▶ WHAT TO WORK ON: Your answer should be one number: the count of lines in these entries that hold the word "shirt".
···
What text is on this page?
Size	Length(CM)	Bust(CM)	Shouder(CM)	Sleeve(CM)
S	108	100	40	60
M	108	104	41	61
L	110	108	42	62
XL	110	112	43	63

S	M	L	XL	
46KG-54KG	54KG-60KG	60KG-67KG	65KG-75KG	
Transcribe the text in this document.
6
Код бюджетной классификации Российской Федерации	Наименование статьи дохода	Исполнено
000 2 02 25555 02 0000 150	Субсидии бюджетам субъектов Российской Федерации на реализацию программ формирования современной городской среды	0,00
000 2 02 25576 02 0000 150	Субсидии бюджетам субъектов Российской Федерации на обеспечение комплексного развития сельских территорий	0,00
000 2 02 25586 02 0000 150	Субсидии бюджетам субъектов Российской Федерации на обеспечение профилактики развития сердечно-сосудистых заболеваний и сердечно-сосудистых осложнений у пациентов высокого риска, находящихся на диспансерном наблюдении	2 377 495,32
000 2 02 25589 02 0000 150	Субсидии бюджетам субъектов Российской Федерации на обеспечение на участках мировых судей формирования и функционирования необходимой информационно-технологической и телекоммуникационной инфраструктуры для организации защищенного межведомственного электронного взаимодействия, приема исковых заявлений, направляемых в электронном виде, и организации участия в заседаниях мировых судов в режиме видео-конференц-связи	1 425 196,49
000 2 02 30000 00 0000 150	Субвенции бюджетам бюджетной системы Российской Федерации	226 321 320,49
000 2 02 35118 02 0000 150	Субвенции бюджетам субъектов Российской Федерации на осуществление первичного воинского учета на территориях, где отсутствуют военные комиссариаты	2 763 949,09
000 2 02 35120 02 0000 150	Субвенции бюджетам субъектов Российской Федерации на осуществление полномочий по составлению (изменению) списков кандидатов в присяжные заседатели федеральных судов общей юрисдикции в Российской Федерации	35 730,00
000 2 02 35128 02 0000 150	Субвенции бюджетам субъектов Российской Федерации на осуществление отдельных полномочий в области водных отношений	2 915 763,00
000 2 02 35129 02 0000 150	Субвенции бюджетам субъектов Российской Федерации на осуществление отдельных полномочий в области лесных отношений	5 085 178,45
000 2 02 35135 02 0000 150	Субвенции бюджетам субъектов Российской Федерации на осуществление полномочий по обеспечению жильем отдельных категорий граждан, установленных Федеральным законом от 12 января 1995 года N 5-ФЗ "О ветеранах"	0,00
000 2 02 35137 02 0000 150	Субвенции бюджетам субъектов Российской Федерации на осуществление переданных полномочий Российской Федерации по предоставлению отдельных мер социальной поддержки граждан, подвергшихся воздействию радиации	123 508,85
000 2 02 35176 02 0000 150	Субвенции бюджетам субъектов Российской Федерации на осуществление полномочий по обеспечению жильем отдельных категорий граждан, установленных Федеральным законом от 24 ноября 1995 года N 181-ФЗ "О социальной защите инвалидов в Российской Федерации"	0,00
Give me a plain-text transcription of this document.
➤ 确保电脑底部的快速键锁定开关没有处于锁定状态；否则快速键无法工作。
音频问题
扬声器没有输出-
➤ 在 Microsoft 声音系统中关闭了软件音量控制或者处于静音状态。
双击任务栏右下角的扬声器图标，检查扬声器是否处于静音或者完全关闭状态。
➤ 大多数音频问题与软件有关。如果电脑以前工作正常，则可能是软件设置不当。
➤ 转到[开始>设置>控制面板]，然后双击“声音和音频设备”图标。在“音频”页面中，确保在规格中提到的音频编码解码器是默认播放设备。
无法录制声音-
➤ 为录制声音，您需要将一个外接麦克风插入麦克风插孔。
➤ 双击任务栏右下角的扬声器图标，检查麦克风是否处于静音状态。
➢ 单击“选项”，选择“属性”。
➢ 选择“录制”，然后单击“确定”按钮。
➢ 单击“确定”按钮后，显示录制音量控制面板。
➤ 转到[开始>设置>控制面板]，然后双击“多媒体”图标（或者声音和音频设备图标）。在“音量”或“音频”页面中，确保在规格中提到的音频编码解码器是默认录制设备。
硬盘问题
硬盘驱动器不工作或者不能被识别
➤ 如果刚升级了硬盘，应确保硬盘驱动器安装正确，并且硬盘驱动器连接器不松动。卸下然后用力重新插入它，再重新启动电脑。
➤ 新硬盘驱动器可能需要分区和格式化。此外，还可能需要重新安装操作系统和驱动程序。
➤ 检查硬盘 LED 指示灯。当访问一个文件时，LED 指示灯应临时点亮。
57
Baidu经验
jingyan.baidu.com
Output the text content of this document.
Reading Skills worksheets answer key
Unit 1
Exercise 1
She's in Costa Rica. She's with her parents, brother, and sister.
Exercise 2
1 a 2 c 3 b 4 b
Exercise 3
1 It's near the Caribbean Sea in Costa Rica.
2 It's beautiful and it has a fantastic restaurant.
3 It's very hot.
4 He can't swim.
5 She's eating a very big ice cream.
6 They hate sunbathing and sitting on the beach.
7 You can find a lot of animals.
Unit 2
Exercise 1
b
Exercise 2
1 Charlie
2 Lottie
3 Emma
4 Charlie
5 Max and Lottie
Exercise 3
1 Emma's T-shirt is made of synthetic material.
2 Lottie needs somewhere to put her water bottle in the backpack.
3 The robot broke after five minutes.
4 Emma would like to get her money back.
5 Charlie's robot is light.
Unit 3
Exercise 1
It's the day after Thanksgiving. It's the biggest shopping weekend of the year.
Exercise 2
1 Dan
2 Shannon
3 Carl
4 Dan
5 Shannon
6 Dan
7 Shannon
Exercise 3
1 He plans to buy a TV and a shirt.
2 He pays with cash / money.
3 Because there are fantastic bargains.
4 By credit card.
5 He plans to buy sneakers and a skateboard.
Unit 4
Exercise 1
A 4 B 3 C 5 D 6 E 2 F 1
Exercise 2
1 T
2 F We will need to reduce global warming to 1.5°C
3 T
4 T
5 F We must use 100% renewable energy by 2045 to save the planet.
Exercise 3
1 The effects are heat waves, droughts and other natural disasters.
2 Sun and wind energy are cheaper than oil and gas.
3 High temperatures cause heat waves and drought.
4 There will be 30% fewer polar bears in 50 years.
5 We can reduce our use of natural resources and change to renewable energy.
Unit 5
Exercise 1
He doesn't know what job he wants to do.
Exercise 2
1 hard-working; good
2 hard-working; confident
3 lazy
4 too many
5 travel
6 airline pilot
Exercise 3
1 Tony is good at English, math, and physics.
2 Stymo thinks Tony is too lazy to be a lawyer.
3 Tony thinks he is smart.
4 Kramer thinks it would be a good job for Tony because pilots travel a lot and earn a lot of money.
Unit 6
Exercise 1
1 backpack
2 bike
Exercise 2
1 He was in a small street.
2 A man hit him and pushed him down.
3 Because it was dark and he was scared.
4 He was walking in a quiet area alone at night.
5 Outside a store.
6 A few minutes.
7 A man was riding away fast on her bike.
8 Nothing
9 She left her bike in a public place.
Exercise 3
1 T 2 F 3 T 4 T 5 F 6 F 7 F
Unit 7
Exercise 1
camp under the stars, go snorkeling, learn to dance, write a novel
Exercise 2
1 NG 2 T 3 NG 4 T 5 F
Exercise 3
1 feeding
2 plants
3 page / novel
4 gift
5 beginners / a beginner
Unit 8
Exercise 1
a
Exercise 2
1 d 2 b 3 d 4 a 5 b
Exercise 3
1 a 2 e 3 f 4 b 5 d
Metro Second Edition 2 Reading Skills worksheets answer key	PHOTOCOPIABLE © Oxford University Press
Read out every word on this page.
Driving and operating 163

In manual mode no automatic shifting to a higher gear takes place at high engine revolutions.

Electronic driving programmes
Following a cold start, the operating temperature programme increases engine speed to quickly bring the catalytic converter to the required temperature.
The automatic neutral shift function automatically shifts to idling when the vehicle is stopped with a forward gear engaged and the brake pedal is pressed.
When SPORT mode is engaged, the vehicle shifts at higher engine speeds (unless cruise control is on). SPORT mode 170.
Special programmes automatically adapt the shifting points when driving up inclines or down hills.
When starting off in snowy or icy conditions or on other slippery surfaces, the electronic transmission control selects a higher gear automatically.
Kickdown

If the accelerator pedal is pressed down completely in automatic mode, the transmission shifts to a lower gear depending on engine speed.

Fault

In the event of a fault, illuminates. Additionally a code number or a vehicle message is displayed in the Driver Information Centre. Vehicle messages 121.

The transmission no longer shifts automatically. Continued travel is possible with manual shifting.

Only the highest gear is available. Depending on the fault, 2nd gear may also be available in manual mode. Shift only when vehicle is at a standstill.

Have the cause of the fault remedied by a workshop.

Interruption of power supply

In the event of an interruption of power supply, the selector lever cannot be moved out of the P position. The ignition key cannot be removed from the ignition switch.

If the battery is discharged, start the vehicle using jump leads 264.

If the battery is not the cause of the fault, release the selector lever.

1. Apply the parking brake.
···
▶ SOLUTION FOR THIS PROBLEM: 2